Collection entries:
━━━━━━━━━━━━━━━━━━━━━━━━━━━━━━
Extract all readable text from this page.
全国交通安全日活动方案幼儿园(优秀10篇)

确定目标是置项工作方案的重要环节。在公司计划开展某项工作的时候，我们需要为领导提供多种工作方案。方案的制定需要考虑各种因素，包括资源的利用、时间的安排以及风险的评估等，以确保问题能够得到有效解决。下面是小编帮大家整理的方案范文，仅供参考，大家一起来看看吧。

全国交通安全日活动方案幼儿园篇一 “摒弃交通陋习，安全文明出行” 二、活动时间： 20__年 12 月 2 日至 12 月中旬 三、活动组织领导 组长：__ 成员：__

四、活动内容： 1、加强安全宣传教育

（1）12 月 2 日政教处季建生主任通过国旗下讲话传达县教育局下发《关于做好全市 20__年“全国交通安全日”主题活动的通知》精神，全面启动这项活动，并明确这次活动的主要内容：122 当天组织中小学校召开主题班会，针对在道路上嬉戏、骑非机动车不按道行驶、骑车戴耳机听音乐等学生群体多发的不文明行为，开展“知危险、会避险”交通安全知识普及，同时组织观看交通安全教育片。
━━━━━━━━━━━━━━━━━━━━━━━━━━━━━━
Retype the material above, line by line, exactly.

**IN RESPONSE:**
Extract all readable text from this page.
全国交通安全日活动方案幼儿园(优秀10篇)

确定目标是置项工作方案的重要环节。在公司计划开展某项工作的时候，我们需要为领导提供多种工作方案。方案的制定需要考虑各种因素，包括资源的利用、时间的安排以及风险的评估等，以确保问题能够得到有效解决。下面是小编帮大家整理的方案范文，仅供参考，大家一起来看看吧。

全国交通安全日活动方案幼儿园篇一 “摒弃交通陋习，安全文明出行” 二、活动时间： 20__年 12 月 2 日至 12 月中旬 三、活动组织领导 组长：__ 成员：__

四、活动内容： 1、加强安全宣传教育

（1）12 月 2 日政教处季建生主任通过国旗下讲话传达县教育局下发《关于做好全市 20__年“全国交通安全日”主题活动的通知》精神，全面启动这项活动，并明确这次活动的主要内容：122 当天组织中小学校召开主题班会，针对在道路上嬉戏、骑非机动车不按道行驶、骑车戴耳机听音乐等学生群体多发的不文明行为，开展“知危险、会避险”交通安全知识普及，同时组织观看交通安全教育片。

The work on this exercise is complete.